* **Halaman**:
****************************************

Mohon tunggu...
Taufik Uieks
Taufik Uieks Mohon Tunggu... Dosen , penulis buku “1001 Masjid di 5 Benua” dan suka jalan-jalan kemana saja,

Hidup adalah sebuah perjalanan..Nikmati saja..

Selanjutnya

Tutup

Trip Pilihan

Ledok Sambi, Lembah Rancak di Kaliurang yang Masuknya Gratis

22 September 2025   19:26 Diperbarui: 22 September 2025   19:26 27
+
Laporkan Konten
Laporkan Akun
Kompasiana adalah platform blog. Konten ini menjadi tanggung jawab bloger dan tidak mewakili pandangan redaksi Kompas.

Akhir pekan selalu menjadi momen yang paling pas untuk melarikan diri sejenak dari rutinitas. Yogya, dengan segala kehangatan dan keintimannya, selalu punya cara memanggil orang-orang untuk kembali. Hari itu, tujuan kami sederhana: menghirup udara segar, menyusuri lembah, dan membiarkan diri hanyut oleh alam yang masih setia menunggu. Pilihan pun jatuh pada Ledok Sambi Ecopark, sebuah destinasi ekowisata yang belakangan sering diperbincangkan sebagai salah satu tempat rekreasi keluarga paling ramah di kawasan Kaliurang.

Peta lokasi di pintu masuk: dokpri 
Peta lokasi di pintu masuk: dokpri 

Setelah berkendara hampir satu jam dari pusat kota Yogya, kendaraan kamu tiba di Ledok Sambi, hanya beberapa menit sebelum pintu masuk kawasan Kaliurang .

****************************************

* **Data yang Tersedia**:

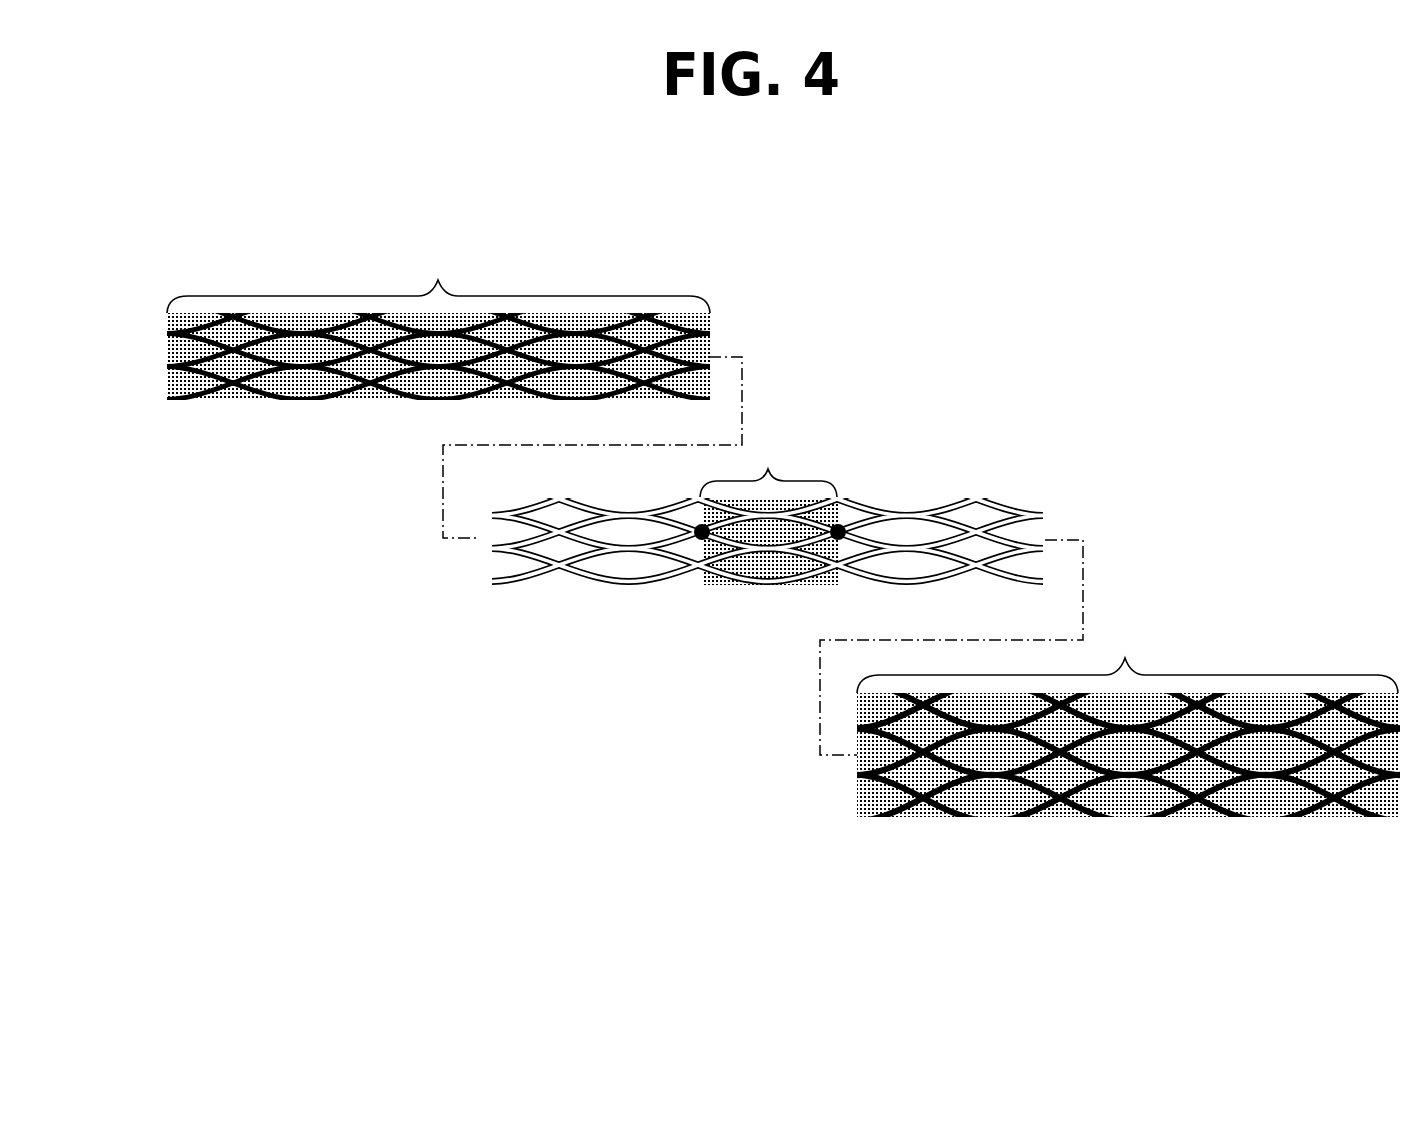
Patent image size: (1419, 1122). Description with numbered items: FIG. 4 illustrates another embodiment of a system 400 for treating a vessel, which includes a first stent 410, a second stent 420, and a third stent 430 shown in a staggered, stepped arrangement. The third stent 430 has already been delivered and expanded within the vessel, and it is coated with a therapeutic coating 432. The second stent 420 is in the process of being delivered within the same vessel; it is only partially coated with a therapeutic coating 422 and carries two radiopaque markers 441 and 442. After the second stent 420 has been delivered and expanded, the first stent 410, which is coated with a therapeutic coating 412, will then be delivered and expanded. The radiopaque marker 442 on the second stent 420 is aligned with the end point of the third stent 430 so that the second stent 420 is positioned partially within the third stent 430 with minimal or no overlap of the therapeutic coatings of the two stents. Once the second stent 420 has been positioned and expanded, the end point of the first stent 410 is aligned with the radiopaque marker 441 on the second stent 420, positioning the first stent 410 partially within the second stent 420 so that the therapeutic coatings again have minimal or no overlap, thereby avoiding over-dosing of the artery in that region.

The system 400 is at (270, 205).
The first stent 410 is at (213, 407).
The therapeutic coating 412 is at (438, 324).
The second stent 420 is at (543, 590).
The therapeutic coating 422 is at (769, 514).
The radiopaque marker 441 is at (701, 541).
The radiopaque marker 442 is at (837, 541).
The third stent 430 is at (905, 820).
The therapeutic coating 432 is at (1128, 725).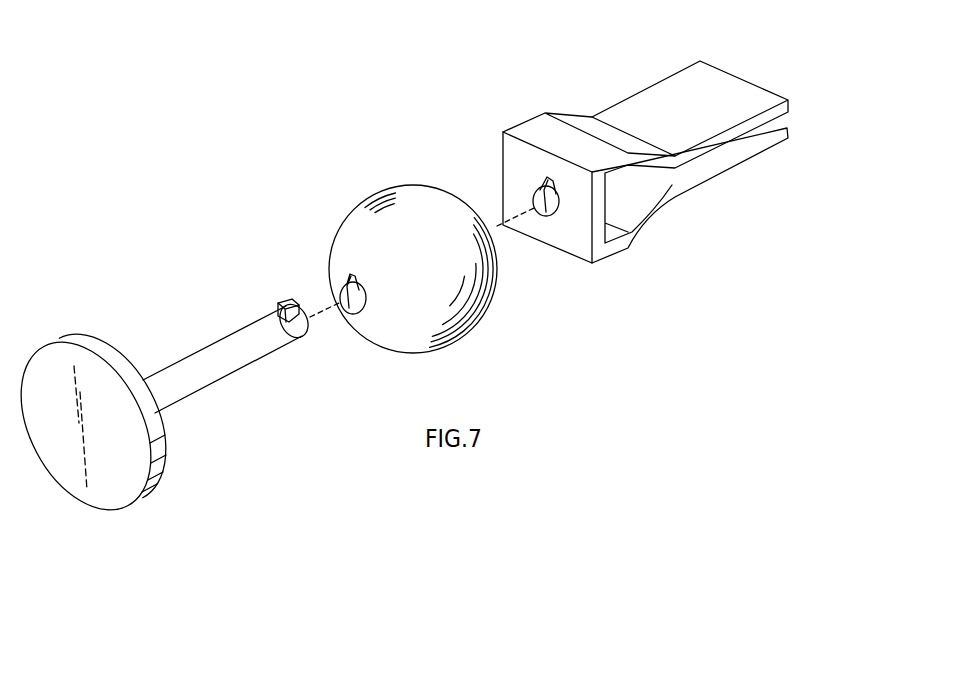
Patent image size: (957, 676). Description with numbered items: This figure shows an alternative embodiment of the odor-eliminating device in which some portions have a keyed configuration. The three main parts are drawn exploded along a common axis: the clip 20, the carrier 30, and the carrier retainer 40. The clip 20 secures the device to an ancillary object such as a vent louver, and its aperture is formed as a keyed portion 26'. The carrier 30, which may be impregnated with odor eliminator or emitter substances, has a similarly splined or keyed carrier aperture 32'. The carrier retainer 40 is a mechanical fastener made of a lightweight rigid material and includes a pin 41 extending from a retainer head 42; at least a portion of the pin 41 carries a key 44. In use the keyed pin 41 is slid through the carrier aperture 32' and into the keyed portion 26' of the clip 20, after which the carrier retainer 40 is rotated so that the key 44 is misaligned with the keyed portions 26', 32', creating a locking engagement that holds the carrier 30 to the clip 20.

****************************************

* **Daftar Tugas**:
1. Berdasarkan tulisan tentang Ledok Sambi, jelaskan dalam satu sampai tiga kalimat mengapa pilihan tujuan jatuh pada Ledok Sambi Ecopark.
2. Mohon lanjutkan tulisan tentang Ledok Sambi mulai setelah kalimat terakhirnya.
Data tersebut sama sekali tidak dipakai di sini.

* **Hasil Latihan**:
1. Tujuan hari itu sederhana: menghirup udara segar, menyusuri lembah, dan membiarkan diri hanyut oleh alam. Ledok Sambi Ecopark dipilih karena merupakan destinasi ekowisata yang belakangan sering diperbincangkan sebagai salah satu tempat rekreasi keluarga paling ramah di kawasan Kaliurang.

2.
Mendekati  kawasan parkir, tanda-tanda bahwa ini adalah akhir pekan langsung terasa. Barisan kendaraan terparkir rapi, mulai dari mobil keluarga hingga rombongan motor anak muda yang tampaknya sama-sama mencari udara segar. Meski ramai, suasana tetap terasa tertib karena banyak petugas yang mengatur parkir. Kami beruntung dapat tempat di dekat pintu masuk karena baru saja ada kendaraan yang keluar.

Pemandangan lembah: dokpri 
Pemandangan lembah: dokpri 

Sebelum masuk saya sejenak melihat-lihat suasana sekitar. Dari tepian area parkir ini, saya bisa melihat pemandangan hijau pepohonan dengan nuansa lembah yang mengundang rasa penasaran.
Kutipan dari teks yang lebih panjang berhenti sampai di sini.